* [WHAT IS NEEDED]
Reproduce the listing that follows with no differences at all.

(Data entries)

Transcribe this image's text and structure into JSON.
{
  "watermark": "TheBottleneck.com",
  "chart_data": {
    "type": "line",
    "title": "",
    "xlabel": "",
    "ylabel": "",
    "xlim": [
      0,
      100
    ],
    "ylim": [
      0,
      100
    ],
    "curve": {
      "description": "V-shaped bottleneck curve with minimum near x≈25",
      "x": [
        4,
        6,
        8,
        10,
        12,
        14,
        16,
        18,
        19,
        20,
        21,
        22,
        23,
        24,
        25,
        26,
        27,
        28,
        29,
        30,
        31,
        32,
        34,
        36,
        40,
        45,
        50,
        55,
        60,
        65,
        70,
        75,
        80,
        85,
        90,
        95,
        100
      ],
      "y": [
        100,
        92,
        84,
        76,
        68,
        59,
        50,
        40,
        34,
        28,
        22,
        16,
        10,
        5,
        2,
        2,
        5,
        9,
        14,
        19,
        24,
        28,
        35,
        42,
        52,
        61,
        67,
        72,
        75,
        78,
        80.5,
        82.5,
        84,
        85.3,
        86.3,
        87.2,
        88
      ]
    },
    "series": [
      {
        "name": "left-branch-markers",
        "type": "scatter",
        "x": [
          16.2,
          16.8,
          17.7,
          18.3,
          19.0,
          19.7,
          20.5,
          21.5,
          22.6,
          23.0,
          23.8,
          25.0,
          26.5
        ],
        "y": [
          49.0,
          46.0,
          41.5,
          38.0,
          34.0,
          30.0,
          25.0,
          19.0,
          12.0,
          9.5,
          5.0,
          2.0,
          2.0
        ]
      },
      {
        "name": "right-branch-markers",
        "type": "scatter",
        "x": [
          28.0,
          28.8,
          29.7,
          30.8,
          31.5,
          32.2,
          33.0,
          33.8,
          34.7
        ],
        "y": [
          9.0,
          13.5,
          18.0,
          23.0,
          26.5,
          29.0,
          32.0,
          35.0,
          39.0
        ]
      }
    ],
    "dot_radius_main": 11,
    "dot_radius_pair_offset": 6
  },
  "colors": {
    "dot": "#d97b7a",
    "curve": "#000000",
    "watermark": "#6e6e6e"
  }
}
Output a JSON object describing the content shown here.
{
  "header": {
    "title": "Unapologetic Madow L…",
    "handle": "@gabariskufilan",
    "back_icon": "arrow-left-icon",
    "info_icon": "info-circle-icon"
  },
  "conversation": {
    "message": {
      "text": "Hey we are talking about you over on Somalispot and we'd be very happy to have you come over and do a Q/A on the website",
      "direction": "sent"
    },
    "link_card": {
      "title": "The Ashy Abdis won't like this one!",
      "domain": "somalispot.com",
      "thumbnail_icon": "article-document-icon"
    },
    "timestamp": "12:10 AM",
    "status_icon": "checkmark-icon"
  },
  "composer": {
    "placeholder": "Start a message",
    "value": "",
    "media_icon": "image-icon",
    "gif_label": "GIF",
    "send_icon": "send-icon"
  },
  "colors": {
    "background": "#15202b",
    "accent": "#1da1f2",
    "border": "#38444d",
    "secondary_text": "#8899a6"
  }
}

* [FULL SOLUTION]
Transcribe this image's text and structure into JSON.
{
  "watermark": "TheBottleneck.com",
  "chart_data": {
    "type": "line",
    "title": "",
    "xlabel": "",
    "ylabel": "",
    "xlim": [
      0,
      100
    ],
    "ylim": [
      0,
      100
    ],
    "curve": {
      "description": "V-shaped bottleneck curve with minimum near x≈25",
      "x": [
        4,
        6,
        8,
        10,
        12,
        14,
        16,
        18,
        19,
        20,
        21,
        22,
        23,
        24,
        25,
        26,
        27,
        28,
        29,
        30,
        31,
        32,
        34,
        36,
        40,
        45,
        50,
        55,
        60,
        65,
        70,
        75,
        80,
        85,
        90,
        95,
        100
      ],
      "y": [
        100,
        92,
        84,
        76,
        68,
        59,
        50,
        40,
        34,
        28,
        22,
        16,
        10,
        5,
        2,
        2,
        5,
        9,
        14,
        19,
        24,
        28,
        35,
        42,
        52,
        61,
        67,
        72,
        75,
        78,
        80.5,
        82.5,
        84,
        85.3,
        86.3,
        87.2,
        88
      ]
    },
    "series": [
      {
        "name": "left-branch-markers",
        "type": "scatter",
        "x": [
          16.2,
          16.8,
          17.7,
          18.3,
          19.0,
          19.7,
          20.5,
          21.5,
          22.6,
          23.0,
          23.8,
          25.0,
          26.5
        ],
        "y": [
          49.0,
          46.0,
          41.5,
          38.0,
          34.0,
          30.0,
          25.0,
          19.0,
          12.0,
          9.5,
          5.0,
          2.0,
          2.0
        ]
      },
      {
        "name": "right-branch-markers",
        "type": "scatter",
        "x": [
          28.0,
          28.8,
          29.7,
          30.8,
          31.5,
          32.2,
          33.0,
          33.8,
          34.7
        ],
        "y": [
          9.0,
          13.5,
          18.0,
          23.0,
          26.5,
          29.0,
          32.0,
          35.0,
          39.0
        ]
      }
    ],
    "dot_radius_main": 11,
    "dot_radius_pair_offset": 6
  },
  "colors": {
    "dot": "#d97b7a",
    "curve": "#000000",
    "watermark": "#6e6e6e"
  }
}
Output a JSON object describing the content shown here.
{
  "header": {
    "title": "Unapologetic Madow L…",
    "handle": "@gabariskufilan",
    "back_icon": "arrow-left-icon",
    "info_icon": "info-circle-icon"
  },
  "conversation": {
    "message": {
      "text": "Hey we are talking about you over on Somalispot and we'd be very happy to have you come over and do a Q/A on the website",
      "direction": "sent"
    },
    "link_card": {
      "title": "The Ashy Abdis won't like this one!",
      "domain": "somalispot.com",
      "thumbnail_icon": "article-document-icon"
    },
    "timestamp": "12:10 AM",
    "status_icon": "checkmark-icon"
  },
  "composer": {
    "placeholder": "Start a message",
    "value": "",
    "media_icon": "image-icon",
    "gif_label": "GIF",
    "send_icon": "send-icon"
  },
  "colors": {
    "background": "#15202b",
    "accent": "#1da1f2",
    "border": "#38444d",
    "secondary_text": "#8899a6"
  }
}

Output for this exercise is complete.